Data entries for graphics
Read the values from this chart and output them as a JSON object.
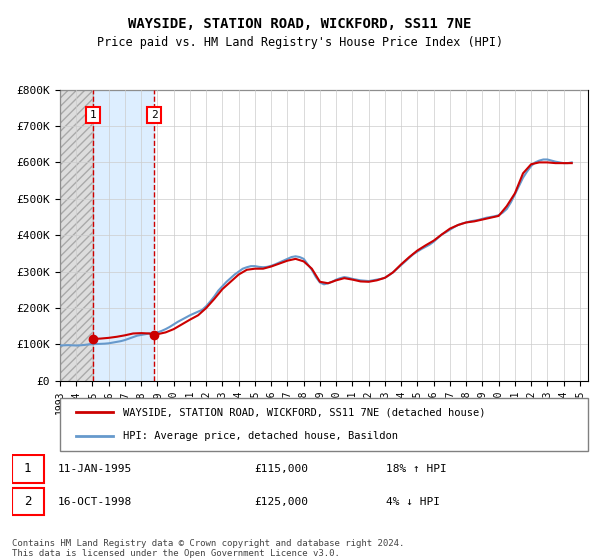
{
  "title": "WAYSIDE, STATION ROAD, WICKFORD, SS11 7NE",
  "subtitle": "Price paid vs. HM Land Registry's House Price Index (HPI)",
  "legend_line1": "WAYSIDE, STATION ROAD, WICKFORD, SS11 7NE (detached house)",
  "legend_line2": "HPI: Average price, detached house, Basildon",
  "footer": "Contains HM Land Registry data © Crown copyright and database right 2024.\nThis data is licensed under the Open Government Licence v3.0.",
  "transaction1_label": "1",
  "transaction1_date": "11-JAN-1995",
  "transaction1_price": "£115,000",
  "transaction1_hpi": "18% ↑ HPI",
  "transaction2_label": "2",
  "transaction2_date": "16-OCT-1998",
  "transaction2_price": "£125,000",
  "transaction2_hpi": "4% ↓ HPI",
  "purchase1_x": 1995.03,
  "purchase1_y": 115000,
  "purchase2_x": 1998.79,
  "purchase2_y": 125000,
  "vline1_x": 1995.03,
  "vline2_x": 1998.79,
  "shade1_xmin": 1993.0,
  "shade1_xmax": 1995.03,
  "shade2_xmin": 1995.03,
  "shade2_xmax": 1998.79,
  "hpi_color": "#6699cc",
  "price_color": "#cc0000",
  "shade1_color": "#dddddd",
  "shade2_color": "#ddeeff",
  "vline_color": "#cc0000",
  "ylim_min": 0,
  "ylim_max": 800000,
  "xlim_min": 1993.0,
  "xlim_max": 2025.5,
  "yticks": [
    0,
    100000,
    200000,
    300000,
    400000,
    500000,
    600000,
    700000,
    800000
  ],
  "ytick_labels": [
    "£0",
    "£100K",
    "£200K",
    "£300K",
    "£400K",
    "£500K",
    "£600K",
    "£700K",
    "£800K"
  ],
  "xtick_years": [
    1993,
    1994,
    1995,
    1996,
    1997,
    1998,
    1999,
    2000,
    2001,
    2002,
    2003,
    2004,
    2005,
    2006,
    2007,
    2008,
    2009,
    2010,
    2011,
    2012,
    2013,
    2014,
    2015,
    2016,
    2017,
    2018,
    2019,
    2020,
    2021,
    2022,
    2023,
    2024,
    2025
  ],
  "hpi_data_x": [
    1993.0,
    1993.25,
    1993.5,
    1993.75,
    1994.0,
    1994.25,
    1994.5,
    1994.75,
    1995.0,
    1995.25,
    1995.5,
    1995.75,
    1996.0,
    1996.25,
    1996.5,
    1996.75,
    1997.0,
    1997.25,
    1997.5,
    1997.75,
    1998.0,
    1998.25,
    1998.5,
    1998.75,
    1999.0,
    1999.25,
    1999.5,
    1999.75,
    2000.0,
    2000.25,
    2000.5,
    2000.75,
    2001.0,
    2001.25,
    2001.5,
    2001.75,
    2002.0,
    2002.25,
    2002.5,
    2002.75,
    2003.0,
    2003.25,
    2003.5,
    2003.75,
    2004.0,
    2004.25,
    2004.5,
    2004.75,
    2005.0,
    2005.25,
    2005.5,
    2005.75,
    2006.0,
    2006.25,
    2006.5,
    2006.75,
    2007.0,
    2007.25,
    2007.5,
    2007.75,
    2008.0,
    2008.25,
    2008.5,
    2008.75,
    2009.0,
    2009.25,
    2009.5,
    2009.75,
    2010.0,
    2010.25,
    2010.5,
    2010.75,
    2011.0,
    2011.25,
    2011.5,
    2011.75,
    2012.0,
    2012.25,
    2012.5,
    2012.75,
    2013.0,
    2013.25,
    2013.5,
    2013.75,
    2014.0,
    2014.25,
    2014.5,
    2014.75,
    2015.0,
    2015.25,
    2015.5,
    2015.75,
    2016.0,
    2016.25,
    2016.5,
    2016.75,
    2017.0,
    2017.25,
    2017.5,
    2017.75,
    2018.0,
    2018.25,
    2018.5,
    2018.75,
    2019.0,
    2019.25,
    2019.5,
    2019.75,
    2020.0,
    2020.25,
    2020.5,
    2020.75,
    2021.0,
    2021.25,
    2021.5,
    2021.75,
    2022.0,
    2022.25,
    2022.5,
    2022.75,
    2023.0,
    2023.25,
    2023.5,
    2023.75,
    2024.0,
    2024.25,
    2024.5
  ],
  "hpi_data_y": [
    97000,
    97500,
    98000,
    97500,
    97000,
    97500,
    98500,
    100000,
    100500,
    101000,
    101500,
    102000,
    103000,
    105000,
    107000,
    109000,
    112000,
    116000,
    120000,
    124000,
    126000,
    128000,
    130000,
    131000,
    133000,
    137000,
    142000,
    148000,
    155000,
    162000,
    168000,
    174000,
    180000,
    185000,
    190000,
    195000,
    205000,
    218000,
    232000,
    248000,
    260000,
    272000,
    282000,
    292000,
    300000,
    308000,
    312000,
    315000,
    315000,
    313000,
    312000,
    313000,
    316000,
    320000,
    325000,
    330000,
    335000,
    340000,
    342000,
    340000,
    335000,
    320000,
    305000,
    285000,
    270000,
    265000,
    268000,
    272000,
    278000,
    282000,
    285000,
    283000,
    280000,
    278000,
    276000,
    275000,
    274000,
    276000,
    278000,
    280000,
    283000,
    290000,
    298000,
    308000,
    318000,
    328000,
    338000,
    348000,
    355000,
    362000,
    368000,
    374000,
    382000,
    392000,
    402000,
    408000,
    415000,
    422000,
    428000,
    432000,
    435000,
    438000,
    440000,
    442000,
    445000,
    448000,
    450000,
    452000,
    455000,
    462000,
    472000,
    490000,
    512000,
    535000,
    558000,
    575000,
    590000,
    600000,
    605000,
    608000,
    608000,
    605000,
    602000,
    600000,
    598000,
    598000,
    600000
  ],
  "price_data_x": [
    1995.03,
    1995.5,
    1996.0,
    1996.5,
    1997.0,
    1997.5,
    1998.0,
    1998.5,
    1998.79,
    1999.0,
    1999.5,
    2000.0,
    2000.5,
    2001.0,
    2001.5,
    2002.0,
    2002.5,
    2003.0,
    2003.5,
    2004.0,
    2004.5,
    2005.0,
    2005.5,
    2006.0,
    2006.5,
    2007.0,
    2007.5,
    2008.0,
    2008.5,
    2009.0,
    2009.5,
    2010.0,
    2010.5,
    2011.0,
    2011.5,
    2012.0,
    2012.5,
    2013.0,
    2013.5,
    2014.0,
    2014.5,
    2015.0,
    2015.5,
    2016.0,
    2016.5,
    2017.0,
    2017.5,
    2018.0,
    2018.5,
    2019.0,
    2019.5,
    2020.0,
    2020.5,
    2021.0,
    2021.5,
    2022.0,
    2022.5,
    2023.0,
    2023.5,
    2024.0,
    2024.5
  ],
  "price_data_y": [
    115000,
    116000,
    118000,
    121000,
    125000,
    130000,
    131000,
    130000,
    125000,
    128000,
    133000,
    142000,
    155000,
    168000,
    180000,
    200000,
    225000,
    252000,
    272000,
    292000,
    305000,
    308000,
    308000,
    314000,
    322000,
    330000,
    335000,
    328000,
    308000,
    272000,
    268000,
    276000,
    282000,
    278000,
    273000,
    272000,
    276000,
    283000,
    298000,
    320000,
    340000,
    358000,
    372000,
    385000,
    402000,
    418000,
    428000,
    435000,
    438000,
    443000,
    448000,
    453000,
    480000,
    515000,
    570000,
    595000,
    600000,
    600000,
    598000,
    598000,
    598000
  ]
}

* * *

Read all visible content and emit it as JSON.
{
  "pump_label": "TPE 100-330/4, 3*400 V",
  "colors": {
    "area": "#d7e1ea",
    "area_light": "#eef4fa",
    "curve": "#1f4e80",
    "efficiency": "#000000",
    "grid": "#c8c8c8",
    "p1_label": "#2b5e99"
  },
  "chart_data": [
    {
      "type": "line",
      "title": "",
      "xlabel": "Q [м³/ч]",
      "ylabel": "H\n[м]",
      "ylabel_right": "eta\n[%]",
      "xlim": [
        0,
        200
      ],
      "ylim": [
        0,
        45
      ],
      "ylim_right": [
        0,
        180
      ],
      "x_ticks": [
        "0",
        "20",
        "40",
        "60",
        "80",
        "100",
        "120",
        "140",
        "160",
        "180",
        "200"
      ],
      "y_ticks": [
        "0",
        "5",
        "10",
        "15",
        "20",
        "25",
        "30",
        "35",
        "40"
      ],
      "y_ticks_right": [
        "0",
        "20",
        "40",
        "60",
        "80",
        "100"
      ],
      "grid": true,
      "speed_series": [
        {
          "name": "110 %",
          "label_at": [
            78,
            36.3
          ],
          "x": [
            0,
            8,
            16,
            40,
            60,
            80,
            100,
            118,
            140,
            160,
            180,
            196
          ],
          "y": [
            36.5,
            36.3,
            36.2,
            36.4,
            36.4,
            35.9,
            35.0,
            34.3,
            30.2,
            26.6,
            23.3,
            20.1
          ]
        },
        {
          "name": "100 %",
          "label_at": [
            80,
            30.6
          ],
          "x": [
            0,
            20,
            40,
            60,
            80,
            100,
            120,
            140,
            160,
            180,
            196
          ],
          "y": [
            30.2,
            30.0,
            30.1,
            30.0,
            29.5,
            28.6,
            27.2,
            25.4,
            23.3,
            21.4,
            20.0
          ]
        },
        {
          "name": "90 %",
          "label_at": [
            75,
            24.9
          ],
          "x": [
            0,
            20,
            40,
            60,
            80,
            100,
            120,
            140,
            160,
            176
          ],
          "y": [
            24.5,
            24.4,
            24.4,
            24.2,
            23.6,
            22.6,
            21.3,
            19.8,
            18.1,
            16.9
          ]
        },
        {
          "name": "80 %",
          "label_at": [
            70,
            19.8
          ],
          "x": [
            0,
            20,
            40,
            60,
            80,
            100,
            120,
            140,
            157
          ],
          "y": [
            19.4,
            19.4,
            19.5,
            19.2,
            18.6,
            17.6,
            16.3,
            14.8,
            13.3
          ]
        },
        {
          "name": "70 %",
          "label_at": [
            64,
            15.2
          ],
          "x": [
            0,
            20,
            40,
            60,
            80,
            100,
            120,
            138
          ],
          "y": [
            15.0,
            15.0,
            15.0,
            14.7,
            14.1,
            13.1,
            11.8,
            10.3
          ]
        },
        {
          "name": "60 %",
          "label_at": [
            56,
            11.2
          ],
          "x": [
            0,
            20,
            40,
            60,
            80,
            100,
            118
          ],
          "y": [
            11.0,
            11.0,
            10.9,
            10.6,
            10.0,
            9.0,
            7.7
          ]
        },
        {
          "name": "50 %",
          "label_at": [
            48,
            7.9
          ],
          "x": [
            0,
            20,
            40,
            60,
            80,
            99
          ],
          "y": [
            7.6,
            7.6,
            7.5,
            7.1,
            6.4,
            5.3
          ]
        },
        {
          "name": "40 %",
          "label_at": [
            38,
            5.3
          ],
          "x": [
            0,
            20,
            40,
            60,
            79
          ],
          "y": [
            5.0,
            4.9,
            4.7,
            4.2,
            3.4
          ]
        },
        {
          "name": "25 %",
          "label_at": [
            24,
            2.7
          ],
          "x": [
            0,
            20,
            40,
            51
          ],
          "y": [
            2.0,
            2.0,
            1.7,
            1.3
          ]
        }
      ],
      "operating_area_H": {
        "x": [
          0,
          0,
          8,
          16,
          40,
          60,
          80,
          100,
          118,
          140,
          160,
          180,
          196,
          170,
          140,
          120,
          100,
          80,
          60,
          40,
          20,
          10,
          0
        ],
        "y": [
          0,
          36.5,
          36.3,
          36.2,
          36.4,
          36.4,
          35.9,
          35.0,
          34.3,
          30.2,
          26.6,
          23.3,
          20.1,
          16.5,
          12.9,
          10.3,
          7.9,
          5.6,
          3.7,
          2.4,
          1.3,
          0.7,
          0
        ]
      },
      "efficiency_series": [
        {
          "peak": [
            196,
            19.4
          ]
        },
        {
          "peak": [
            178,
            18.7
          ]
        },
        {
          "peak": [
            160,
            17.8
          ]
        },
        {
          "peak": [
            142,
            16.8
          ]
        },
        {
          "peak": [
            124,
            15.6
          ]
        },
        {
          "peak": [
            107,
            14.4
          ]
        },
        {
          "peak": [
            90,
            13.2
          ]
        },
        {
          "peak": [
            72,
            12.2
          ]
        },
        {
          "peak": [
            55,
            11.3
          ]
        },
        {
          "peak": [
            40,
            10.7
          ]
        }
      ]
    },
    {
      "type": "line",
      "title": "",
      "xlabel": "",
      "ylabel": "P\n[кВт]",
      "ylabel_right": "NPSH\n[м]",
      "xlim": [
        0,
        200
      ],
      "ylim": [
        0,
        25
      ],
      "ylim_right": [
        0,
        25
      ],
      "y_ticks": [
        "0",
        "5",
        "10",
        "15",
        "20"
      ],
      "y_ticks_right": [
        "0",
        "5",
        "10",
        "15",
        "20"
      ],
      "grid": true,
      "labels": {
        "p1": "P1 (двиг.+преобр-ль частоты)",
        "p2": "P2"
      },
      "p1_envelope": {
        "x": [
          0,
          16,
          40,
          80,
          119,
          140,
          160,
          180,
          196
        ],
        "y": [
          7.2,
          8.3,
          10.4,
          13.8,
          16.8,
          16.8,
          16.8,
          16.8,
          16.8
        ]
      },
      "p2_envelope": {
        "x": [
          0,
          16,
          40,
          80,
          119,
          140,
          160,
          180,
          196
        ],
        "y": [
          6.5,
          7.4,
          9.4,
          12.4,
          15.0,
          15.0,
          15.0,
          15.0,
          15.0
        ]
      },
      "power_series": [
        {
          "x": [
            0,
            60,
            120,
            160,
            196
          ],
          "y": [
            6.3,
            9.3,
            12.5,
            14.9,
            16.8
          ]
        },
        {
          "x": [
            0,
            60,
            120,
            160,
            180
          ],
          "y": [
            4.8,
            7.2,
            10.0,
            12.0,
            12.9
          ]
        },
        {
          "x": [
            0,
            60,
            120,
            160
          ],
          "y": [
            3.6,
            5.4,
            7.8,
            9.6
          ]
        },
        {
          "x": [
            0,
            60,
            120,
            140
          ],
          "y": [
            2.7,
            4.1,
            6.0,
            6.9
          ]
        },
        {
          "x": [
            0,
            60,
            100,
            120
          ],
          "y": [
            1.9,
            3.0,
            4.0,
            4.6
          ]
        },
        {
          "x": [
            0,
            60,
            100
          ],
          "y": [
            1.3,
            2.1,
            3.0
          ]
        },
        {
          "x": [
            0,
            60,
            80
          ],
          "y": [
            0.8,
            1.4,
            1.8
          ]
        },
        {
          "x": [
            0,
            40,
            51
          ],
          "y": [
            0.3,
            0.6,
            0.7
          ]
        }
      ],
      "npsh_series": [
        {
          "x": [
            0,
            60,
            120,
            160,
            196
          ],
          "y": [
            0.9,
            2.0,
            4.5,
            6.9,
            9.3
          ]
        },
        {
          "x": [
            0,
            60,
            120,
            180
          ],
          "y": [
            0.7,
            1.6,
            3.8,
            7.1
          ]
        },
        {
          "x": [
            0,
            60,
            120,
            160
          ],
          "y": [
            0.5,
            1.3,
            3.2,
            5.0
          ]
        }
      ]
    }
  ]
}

### [Exercise]
Gather each line of the records holding the string "Land".

### [Answer to this exercise]
  "subtitle": "Price paid vs. HM Land Registry's House Price Index (HPI)",
  "footer": "Contains HM Land Registry data © Crown copyright and database right 2024.\nThis data is licensed under the Open Government Licence v3.0.",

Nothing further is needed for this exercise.